__What to do__: Exclude the pictures; give every entry again exactly as written.

** begin Records for the exercise **

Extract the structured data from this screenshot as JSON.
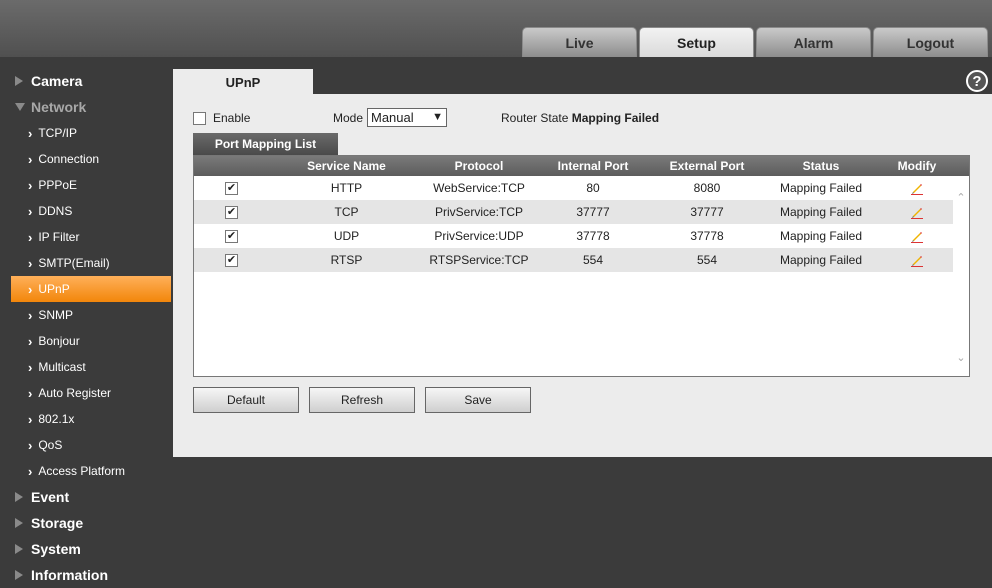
{
  "topnav": [
    "Live",
    "Setup",
    "Alarm",
    "Logout"
  ],
  "sidebar": {
    "camera": "Camera",
    "network": "Network",
    "network_items": [
      "TCP/IP",
      "Connection",
      "PPPoE",
      "DDNS",
      "IP Filter",
      "SMTP(Email)",
      "UPnP",
      "SNMP",
      "Bonjour",
      "Multicast",
      "Auto Register",
      "802.1x",
      "QoS",
      "Access Platform"
    ],
    "active_item": "UPnP",
    "event": "Event",
    "storage": "Storage",
    "system": "System",
    "information": "Information"
  },
  "page": {
    "title": "UPnP",
    "help": "?",
    "enable_label": "Enable",
    "enable_checked": false,
    "mode_label": "Mode",
    "mode_value": "Manual",
    "router_state_label": "Router State",
    "router_state_value": "Mapping Failed",
    "list_tab": "Port Mapping List"
  },
  "table": {
    "headers": [
      "Service Name",
      "Protocol",
      "Internal Port",
      "External Port",
      "Status",
      "Modify"
    ],
    "rows": [
      {
        "checked": true,
        "service": "HTTP",
        "protocol": "WebService:TCP",
        "internal": "80",
        "external": "8080",
        "status": "Mapping Failed"
      },
      {
        "checked": true,
        "service": "TCP",
        "protocol": "PrivService:TCP",
        "internal": "37777",
        "external": "37777",
        "status": "Mapping Failed"
      },
      {
        "checked": true,
        "service": "UDP",
        "protocol": "PrivService:UDP",
        "internal": "37778",
        "external": "37778",
        "status": "Mapping Failed"
      },
      {
        "checked": true,
        "service": "RTSP",
        "protocol": "RTSPService:TCP",
        "internal": "554",
        "external": "554",
        "status": "Mapping Failed"
      }
    ]
  },
  "buttons": {
    "default": "Default",
    "refresh": "Refresh",
    "save": "Save"
  },
  "colors": {
    "accent": "#f2860a",
    "background": "#3b3b3b",
    "panel": "#ececec"
  }
}
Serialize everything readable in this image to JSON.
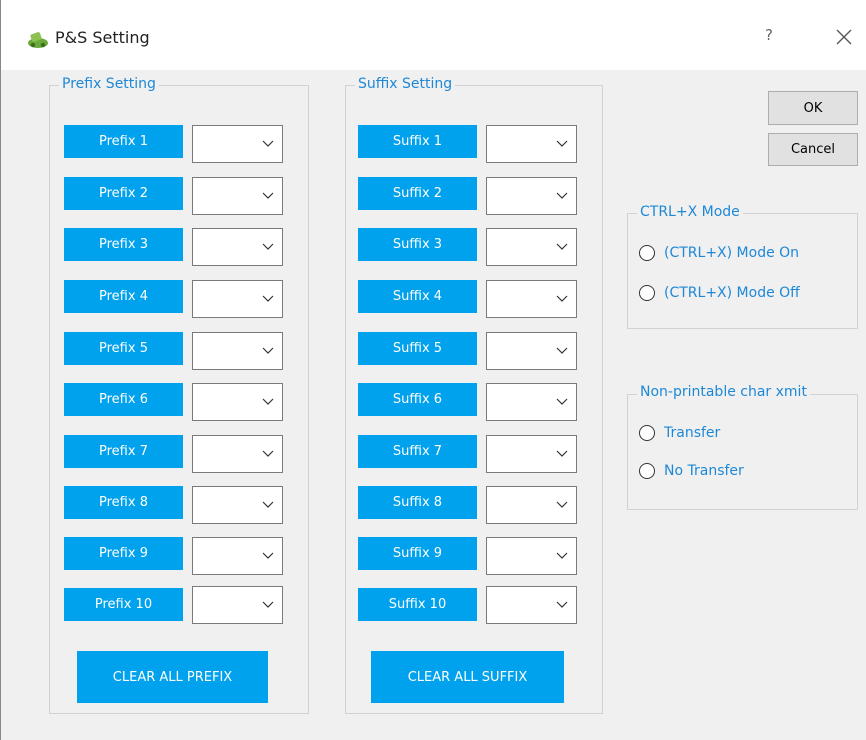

** end Records for the exercise **

__Answer to this exercise__:
Extract the structured data from this screenshot as JSON.
{
  "topnav": [
    "Live",
    "Setup",
    "Alarm",
    "Logout"
  ],
  "sidebar": {
    "camera": "Camera",
    "network": "Network",
    "network_items": [
      "TCP/IP",
      "Connection",
      "PPPoE",
      "DDNS",
      "IP Filter",
      "SMTP(Email)",
      "UPnP",
      "SNMP",
      "Bonjour",
      "Multicast",
      "Auto Register",
      "802.1x",
      "QoS",
      "Access Platform"
    ],
    "active_item": "UPnP",
    "event": "Event",
    "storage": "Storage",
    "system": "System",
    "information": "Information"
  },
  "page": {
    "title": "UPnP",
    "help": "?",
    "enable_label": "Enable",
    "enable_checked": false,
    "mode_label": "Mode",
    "mode_value": "Manual",
    "router_state_label": "Router State",
    "router_state_value": "Mapping Failed",
    "list_tab": "Port Mapping List"
  },
  "table": {
    "headers": [
      "Service Name",
      "Protocol",
      "Internal Port",
      "External Port",
      "Status",
      "Modify"
    ],
    "rows": [
      {
        "checked": true,
        "service": "HTTP",
        "protocol": "WebService:TCP",
        "internal": "80",
        "external": "8080",
        "status": "Mapping Failed"
      },
      {
        "checked": true,
        "service": "TCP",
        "protocol": "PrivService:TCP",
        "internal": "37777",
        "external": "37777",
        "status": "Mapping Failed"
      },
      {
        "checked": true,
        "service": "UDP",
        "protocol": "PrivService:UDP",
        "internal": "37778",
        "external": "37778",
        "status": "Mapping Failed"
      },
      {
        "checked": true,
        "service": "RTSP",
        "protocol": "RTSPService:TCP",
        "internal": "554",
        "external": "554",
        "status": "Mapping Failed"
      }
    ]
  },
  "buttons": {
    "default": "Default",
    "refresh": "Refresh",
    "save": "Save"
  },
  "colors": {
    "accent": "#f2860a",
    "background": "#3b3b3b",
    "panel": "#ececec"
  }
}
Serialize everything readable in this image to JSON.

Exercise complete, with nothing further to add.